## WORK TO COMPLETE:
Find the string "остановить" in the entries and copy each line that has it.

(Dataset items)
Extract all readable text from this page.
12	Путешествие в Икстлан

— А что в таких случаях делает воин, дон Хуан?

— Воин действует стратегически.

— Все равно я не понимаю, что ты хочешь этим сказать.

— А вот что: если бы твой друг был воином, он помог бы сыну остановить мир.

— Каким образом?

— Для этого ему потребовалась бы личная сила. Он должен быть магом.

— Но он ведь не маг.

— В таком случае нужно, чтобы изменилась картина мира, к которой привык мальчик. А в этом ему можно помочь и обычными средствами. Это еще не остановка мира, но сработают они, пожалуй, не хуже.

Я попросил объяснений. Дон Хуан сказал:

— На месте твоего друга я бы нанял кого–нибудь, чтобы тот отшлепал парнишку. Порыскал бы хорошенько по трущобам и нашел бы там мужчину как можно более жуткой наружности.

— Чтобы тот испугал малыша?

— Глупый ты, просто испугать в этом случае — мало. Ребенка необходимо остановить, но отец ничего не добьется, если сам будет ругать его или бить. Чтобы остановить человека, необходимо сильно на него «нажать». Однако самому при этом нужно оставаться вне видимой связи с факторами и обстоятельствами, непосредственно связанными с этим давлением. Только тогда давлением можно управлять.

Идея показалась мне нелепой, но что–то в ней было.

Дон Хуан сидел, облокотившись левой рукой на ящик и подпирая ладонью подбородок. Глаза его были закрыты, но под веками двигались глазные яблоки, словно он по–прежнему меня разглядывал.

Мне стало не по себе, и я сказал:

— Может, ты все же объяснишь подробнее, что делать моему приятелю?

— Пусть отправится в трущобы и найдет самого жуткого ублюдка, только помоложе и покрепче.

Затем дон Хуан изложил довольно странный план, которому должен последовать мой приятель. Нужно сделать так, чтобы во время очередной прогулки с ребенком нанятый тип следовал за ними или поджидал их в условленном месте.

## THE COMPLETED TASK:
— А вот что: если бы твой друг был воином, он помог бы сыну остановить мир.
— Глупый ты, просто испугать в этом случае — мало. Ребенка необходимо остановить, но отец ничего не добьется, если сам будет ругать его или бить. Чтобы остановить человека, необходимо сильно на него «нажать». Однако самому при этом нужно оставаться вне видимой связи с факторами и обстоятельствами, непосредственно связанными с этим давлением. Только тогда давлением можно управлять.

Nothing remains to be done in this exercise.